INPUT DATA:
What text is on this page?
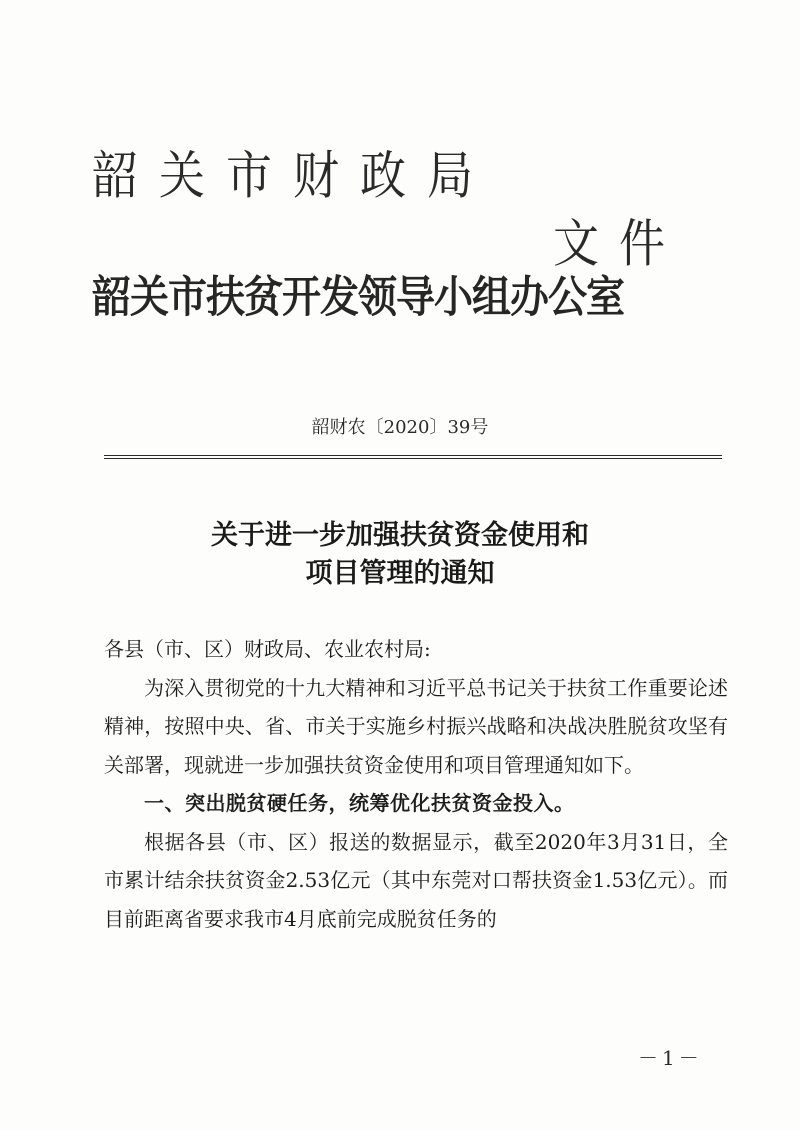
韶关市财政局
文件
韶关市扶贫开发领导小组办公室
韶财农〔2020〕39号
关于进一步加强扶贫资金使用和
项目管理的通知

各县（市、区）财政局、农业农村局:

为深入贯彻党的十九大精神和习近平总书记关于扶贫工作重要论述精神，按照中央、省、市关于实施乡村振兴战略和决战决胜脱贫攻坚有关部署，现就进一步加强扶贫资金使用和项目管理通知如下。

一、突出脱贫硬任务，统筹优化扶贫资金投入。

根据各县（市、区）报送的数据显示，截至2020年3月31日，全市累计结余扶贫资金2.53亿元（其中东莞对口帮扶资金1.53亿元）。而目前距离省要求我市4月底前完成脱贫任务的

－1－
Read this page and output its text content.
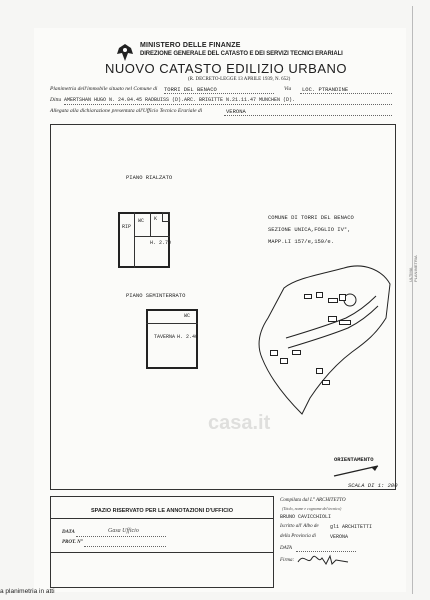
MINISTERO DELLE FINANZE
DIREZIONE GENERALE DEL CATASTO E DEI SERVIZI TECNICI ERARIALI
NUOVO CATASTO EDILIZIO URBANO
(R. DECRETO-LEGGE 13 APRILE 1939, N. 652)
Planimetria dell'immobile situato nel Comune di TORRI DEL BENACO	Via LOC. PTRANDINE
Ditta AMERTSHAN HUGO N. 24.04.45 RADBUISS (D).ARC. BRIGITTE N.21.11.47 MUNCHEN (D).
Allegata alla dichiarazione presentata all'Ufficio Tecnico Erariale di	VERONA
PIANO RIALZATO
RIP
WC K
H. 2.70
PIANO SEMINTERRATO
WC
TAVERNA H. 2.40
COMUNE DI TORRI DEL BENACO
SEZIONE UNICA,FOGLIO IV°,
MAPP.LI 157/e,159/e.
casa.it
ORIENTAMENTO
SCALA DI 1: 200
SPAZIO RISERVATO PER LE ANNOTAZIONI D'UFFICIO
DATA	Gasa Ufficio
PROT. N°
Compilata dal L° ARCHITETTO
(Titolo, nome e cognome del tecnico)
BRUNO CAVICCHIOLI
Iscritto all' Albo de gli ARCHITETTI
della Provincia di	VERONA
DATA
Firma:
ULTIMA PLANIMETRIA
a planimetria in atti
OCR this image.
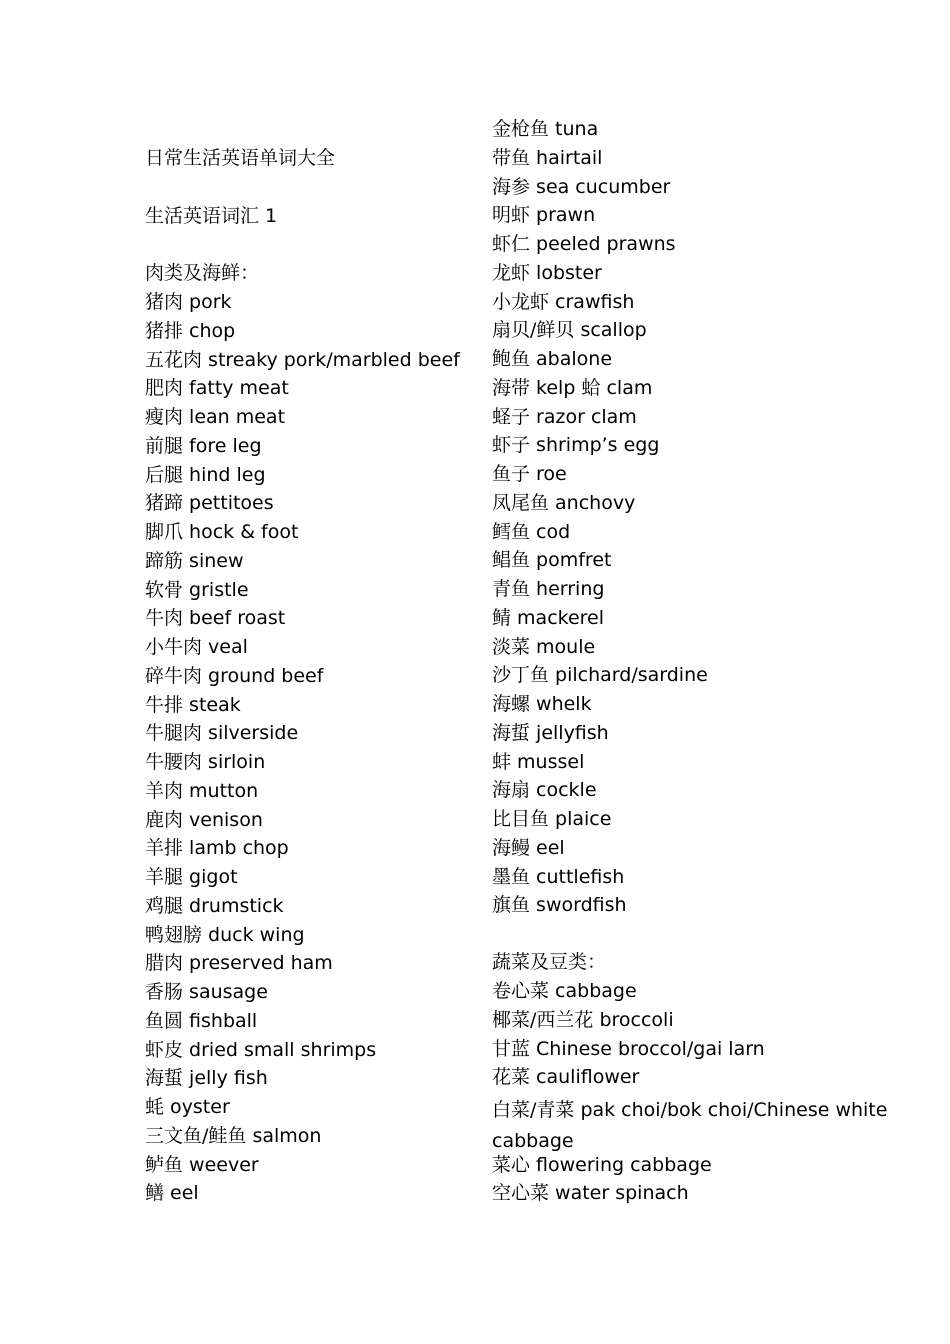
日常生活英语单词大全
生活英语词汇 1
肉类及海鲜：
猪肉 pork
猪排 chop
五花肉 streaky pork/marbled beef
肥肉 fatty meat
瘦肉 lean meat
前腿 fore leg
后腿 hind leg
猪蹄 pettitoes
脚爪 hock & foot
蹄筋 sinew
软骨 gristle
牛肉 beef roast
小牛肉 veal
碎牛肉 ground beef
牛排 steak
牛腿肉 silverside
牛腰肉 sirloin
羊肉 mutton
鹿肉 venison
羊排 lamb chop
羊腿 gigot
鸡腿 drumstick
鸭翅膀 duck wing
腊肉 preserved ham
香肠 sausage
鱼圆 fishball
虾皮 dried small shrimps
海蜇 jelly fish
蚝 oyster
三文鱼/鲑鱼 salmon
鲈鱼 weever
鳝 eel
蔬菜及豆类：
金枪鱼 tuna
带鱼 hairtail
海参 sea cucumber
明虾 prawn
虾仁 peeled prawns
龙虾 lobster
小龙虾 crawfish
扇贝/鲜贝 scallop
鲍鱼 abalone
海带 kelp 蛤 clam
蛏子 razor clam
虾子 shrimp’s egg
鱼子 roe
凤尾鱼 anchovy
鳕鱼 cod
鲳鱼 pomfret
青鱼 herring
鲭 mackerel
淡菜 moule
沙丁鱼 pilchard/sardine
海螺 whelk
海蜇 jellyfish
蚌 mussel
海扇 cockle
比目鱼 plaice
海鳗 eel
墨鱼 cuttlefish
旗鱼 swordfish
卷心菜 cabbage
椰菜/西兰花 broccoli
甘蓝 Chinese broccol/gai larn
花菜 cauliflower
白菜/青菜 pak choi/bok choi/Chinese white cabbage
菜心 flowering cabbage
空心菜 water spinach
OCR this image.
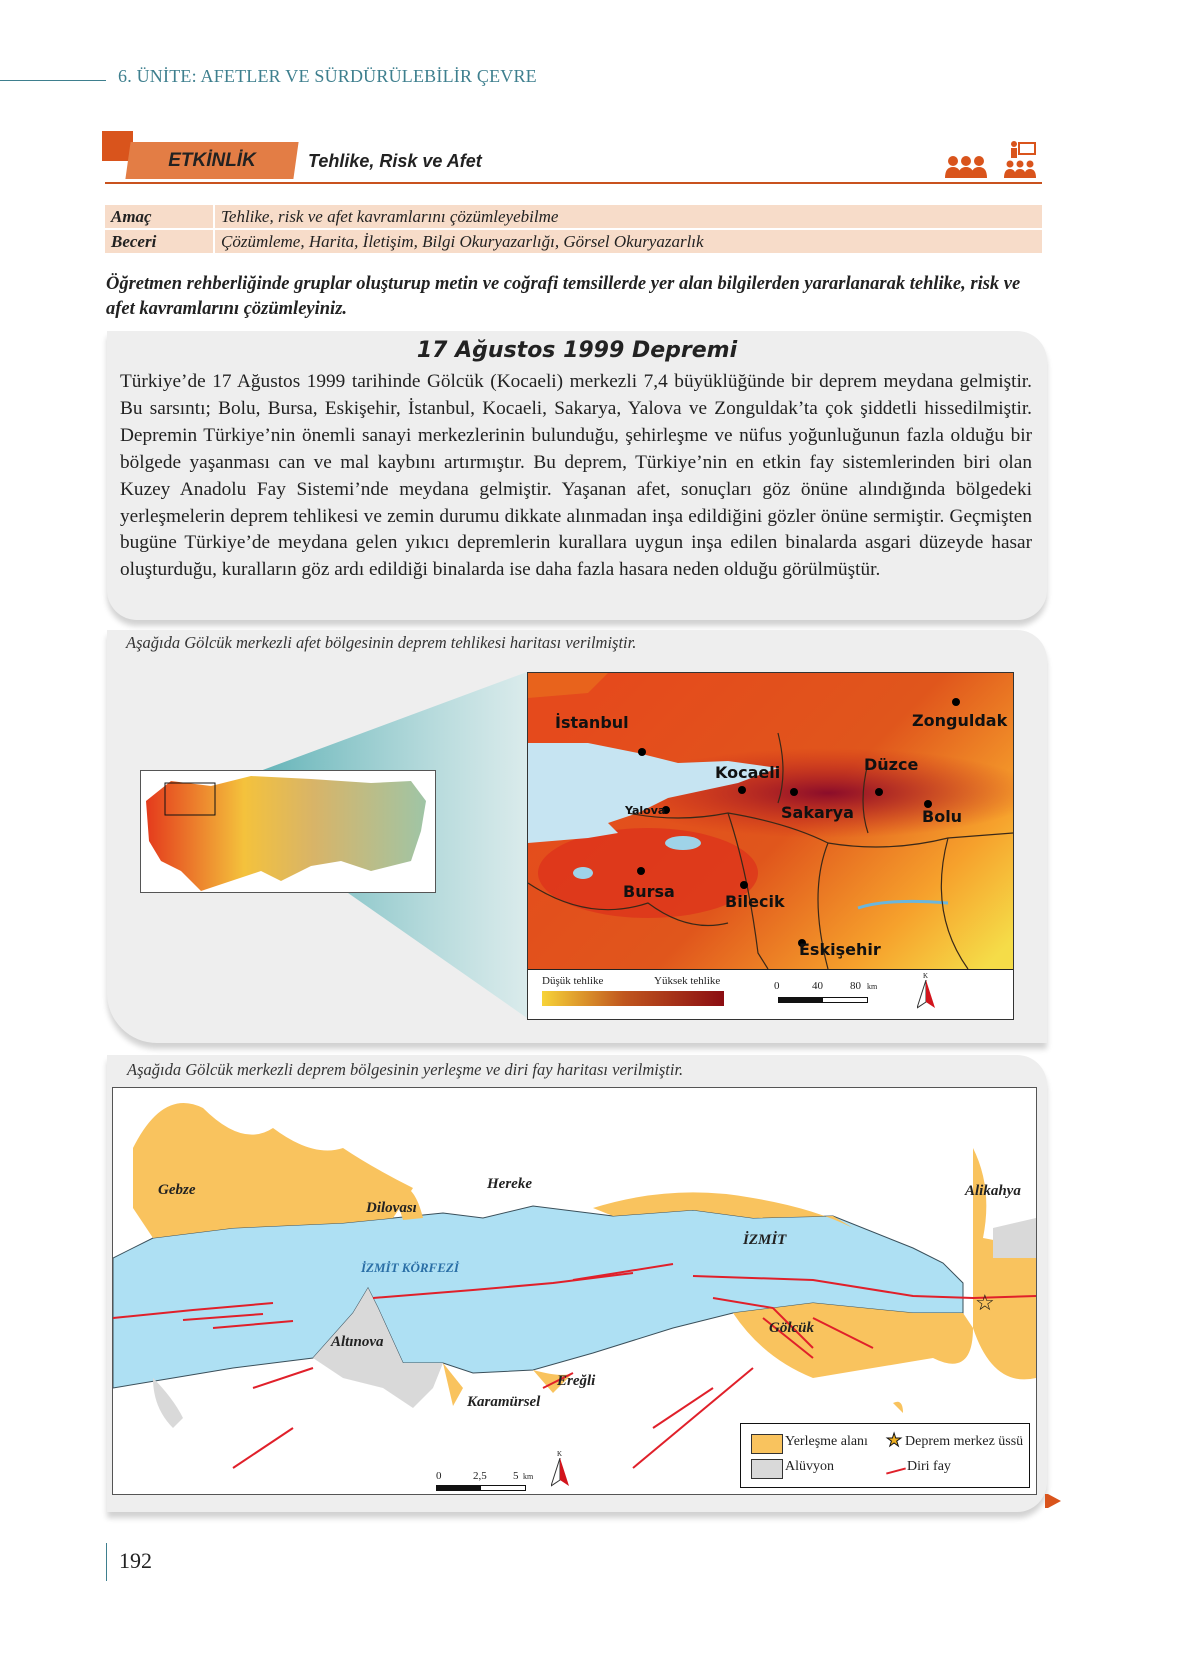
6. ÜNİTE: AFETLER VE SÜRDÜRÜLEBİLİR ÇEVRE
ETKİNLİK	Tehlike, Risk ve Afet
Amaç	Tehlike, risk ve afet kavramlarını çözümleyebilme
Beceri	Çözümleme, Harita, İletişim, Bilgi Okuryazarlığı, Görsel Okuryazarlık
Öğretmen rehberliğinde gruplar oluşturup metin ve coğrafi temsillerde yer alan bilgilerden yararlanarak tehlike, risk ve afet kavramlarını çözümleyiniz.
17 Ağustos 1999 Depremi
Türkiye’de 17 Ağustos 1999 tarihinde Gölcük (Kocaeli) merkezli 7,4 büyüklüğünde bir deprem meydana gelmiştir. Bu sarsıntı; Bolu, Bursa, Eskişehir, İstanbul, Kocaeli, Sakarya, Yalova ve Zonguldak’ta çok şiddetli hissedilmiştir. Depremin Türkiye’nin önemli sanayi merkezlerinin bulunduğu, şehirleşme ve nüfus yoğunluğunun fazla olduğu bir bölgede yaşanması can ve mal kaybını artırmıştır. Bu deprem, Türkiye’nin en etkin fay sistemlerinden biri olan Kuzey Anadolu Fay Sistemi’nde meydana gelmiştir. Yaşanan afet, sonuçları göz önüne alındığında bölgedeki yerleşmelerin deprem tehlikesi ve zemin durumu dikkate alınmadan inşa edildiğini gözler önüne sermiştir. Geçmişten bugüne Türkiye’de meydana gelen yıkıcı depremlerin kurallara uygun inşa edilen binalarda asgari düzeyde hasar oluşturduğu, kuralların göz ardı edildiği binalarda ise daha fazla hasara neden olduğu görülmüştür.
Aşağıda Gölcük merkezli afet bölgesinin deprem tehlikesi haritası verilmiştir.
İstanbul	Zonguldak
Kocaeli	Düzce
Yalova	Sakarya	Bolu
Bursa
Bilecik
Eskişehir
Düşük tehlike	Yüksek tehlike	0	40 80 km
K
Aşağıda Gölcük merkezli deprem bölgesinin yerleşme ve diri fay haritası verilmiştir.
Gebze
Dilovası
Hereke	Alikahya
İZMİT
İZMİT KÖRFEZİ
Gölcük
Altınova
Ereğli
Karamürsel
☆
0	2,5 5 km
K
Yerleşme alanı ★ Deprem merkez üssü
Alüvyon	Diri fay
192
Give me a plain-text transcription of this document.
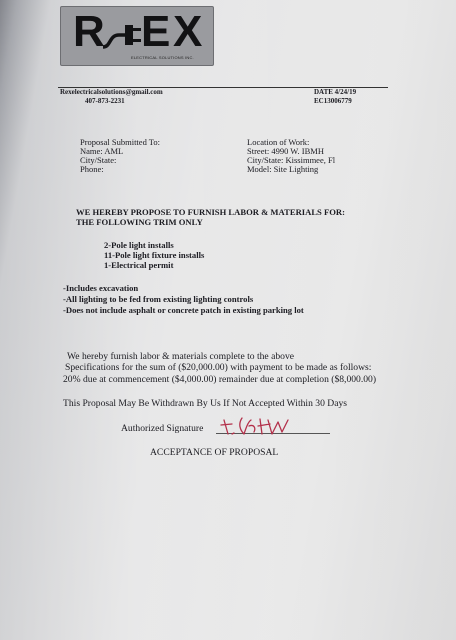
R E X
ELECTRICAL SOLUTIONS INC.
Rexelectricalsolutions@gmail.com
407-873-2231
DATE 4/24/19
EC13006779
Proposal Submitted To:
Name: AML
City/State:
Phone:
Location of Work:
Street: 4990 W. IBMH
City/State: Kissimmee, Fl
Model: Site Lighting
WE HEREBY PROPOSE TO FURNISH LABOR & MATERIALS FOR:
THE FOLLOWING TRIM ONLY
2-Pole light installs
11-Pole light fixture installs
1-Electrical permit
-Includes excavation
-All lighting to be fed from existing lighting controls
-Does not include asphalt or concrete patch in existing parking lot
We hereby furnish labor & materials complete to the above
Specifications for the sum of ($20,000.00) with payment to be made as follows:
20% due at commencement ($4,000.00) remainder due at completion ($8,000.00)
This Proposal May Be Withdrawn By Us If Not Accepted Within 30 Days
Authorized Signature
ACCEPTANCE OF PROPOSAL
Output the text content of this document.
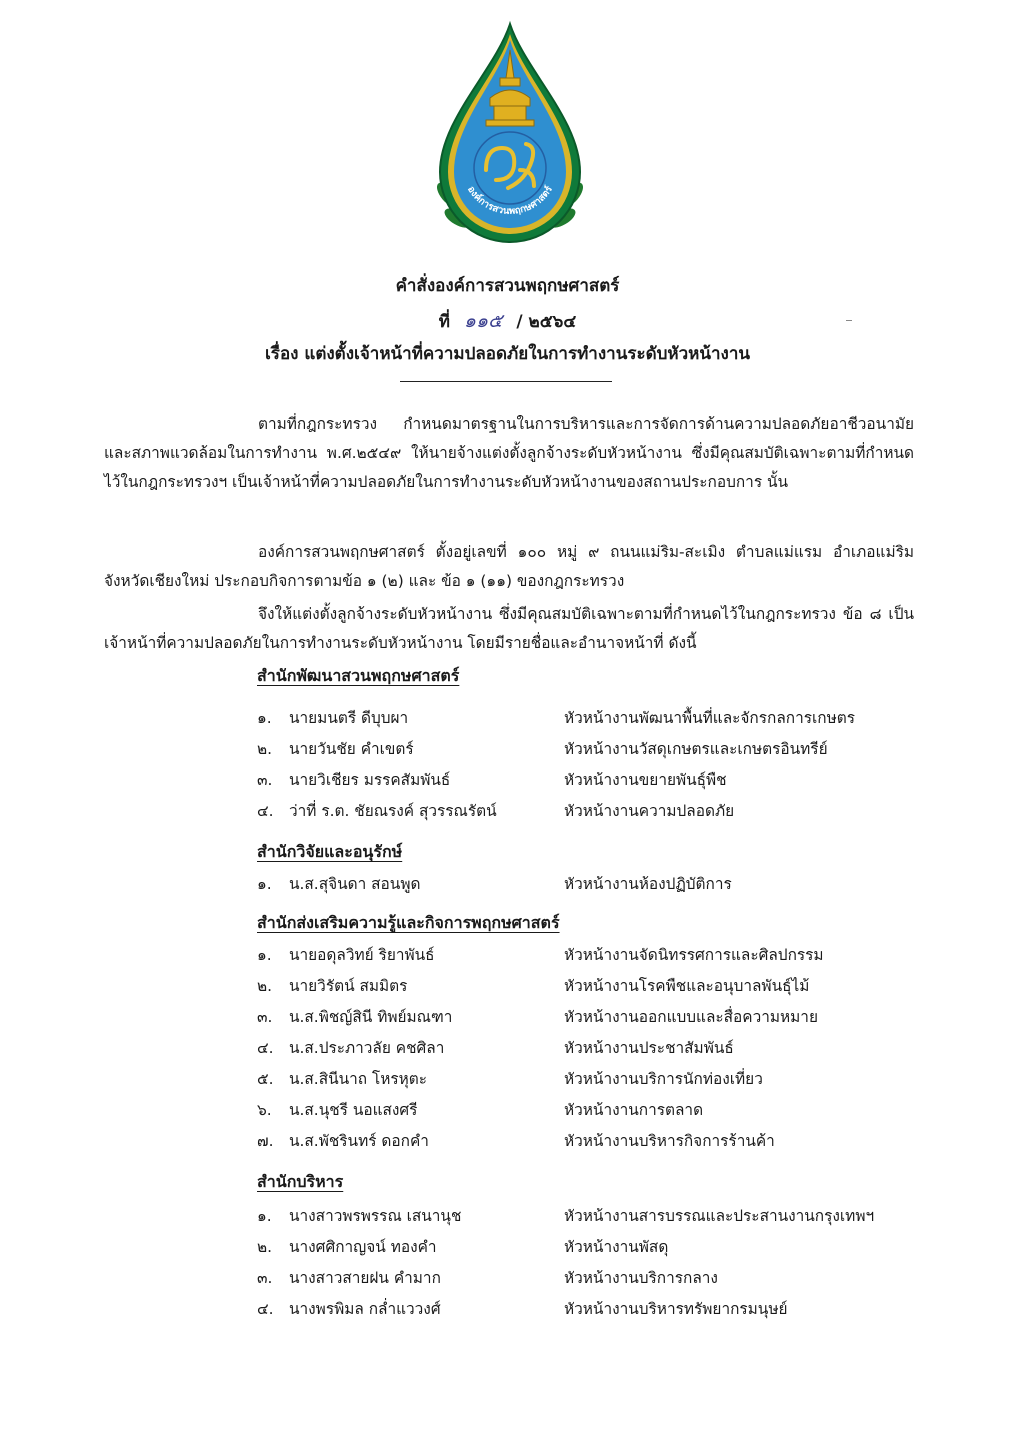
องค์การสวนพฤกษศาสตร์
คำสั่งองค์การสวนพฤกษศาสตร์
ที่ ๑๑๕ / ๒๕๖๔
เรื่อง แต่งตั้งเจ้าหน้าที่ความปลอดภัยในการทำงานระดับหัวหน้างาน

ตามที่กฎกระทรวง กำหนดมาตรฐานในการบริหารและการจัดการด้านความปลอดภัยอาชีวอนามัยและสภาพแวดล้อมในการทำงาน พ.ศ.๒๕๔๙ ให้นายจ้างแต่งตั้งลูกจ้างระดับหัวหน้างาน ซึ่งมีคุณสมบัติเฉพาะตามที่กำหนดไว้ในกฎกระทรวงฯ เป็นเจ้าหน้าที่ความปลอดภัยในการทำงานระดับหัวหน้างานของสถานประกอบการ นั้น

องค์การสวนพฤกษศาสตร์ ตั้งอยู่เลขที่ ๑๐๐ หมู่ ๙ ถนนแม่ริม-สะเมิง ตำบลแม่แรม อำเภอแม่ริม จังหวัดเชียงใหม่ ประกอบกิจการตามข้อ ๑ (๒) และ ข้อ ๑ (๑๑) ของกฎกระทรวง

จึงให้แต่งตั้งลูกจ้างระดับหัวหน้างาน ซึ่งมีคุณสมบัติเฉพาะตามที่กำหนดไว้ในกฎกระทรวง ข้อ ๘ เป็นเจ้าหน้าที่ความปลอดภัยในการทำงานระดับหัวหน้างาน โดยมีรายชื่อและอำนาจหน้าที่ ดังนี้

สำนักพัฒนาสวนพฤกษศาสตร์
๑. นายมนตรี ดีบุบผา	หัวหน้างานพัฒนาพื้นที่และจักรกลการเกษตร
๒. นายวันชัย คำเขตร์	หัวหน้างานวัสดุเกษตรและเกษตรอินทรีย์
๓. นายวิเชียร มรรคสัมพันธ์	หัวหน้างานขยายพันธุ์พืช
๔. ว่าที่ ร.ต. ชัยณรงค์ สุวรรณรัตน์	หัวหน้างานความปลอดภัย
สำนักวิจัยและอนุรักษ์
๑. น.ส.สุจินดา สอนพูด	หัวหน้างานห้องปฏิบัติการ
สำนักส่งเสริมความรู้และกิจการพฤกษศาสตร์
๑. นายอดุลวิทย์ ริยาพันธ์	หัวหน้างานจัดนิทรรศการและศิลปกรรม
๒. นายวิรัตน์ สมมิตร	หัวหน้างานโรคพืชและอนุบาลพันธุ์ไม้
๓. น.ส.พิชญ์สินี ทิพย์มณฑา	หัวหน้างานออกแบบและสื่อความหมาย
๔. น.ส.ประภาวลัย คชศิลา	หัวหน้างานประชาสัมพันธ์
๕. น.ส.สินีนาถ โหรหุตะ	หัวหน้างานบริการนักท่องเที่ยว
๖. น.ส.นุชรี นอแสงศรี	หัวหน้างานการตลาด
๗. น.ส.พัชรินทร์ ดอกคำ	หัวหน้างานบริหารกิจการร้านค้า
สำนักบริหาร
๑. นางสาวพรพรรณ เสนานุช	หัวหน้างานสารบรรณและประสานงานกรุงเทพฯ
๒. นางศศิกาญจน์ ทองคำ	หัวหน้างานพัสดุ
๓. นางสาวสายฝน คำมาก	หัวหน้างานบริการกลาง
๔. นางพรพิมล กล่ำแววงศ์	หัวหน้างานบริหารทรัพยากรมนุษย์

REQUEST:
Check each line of the records above for the string "page", and report every line that has it.

WRITTEN SOLUTION:
What text is on this page?
Read this page and output its text content.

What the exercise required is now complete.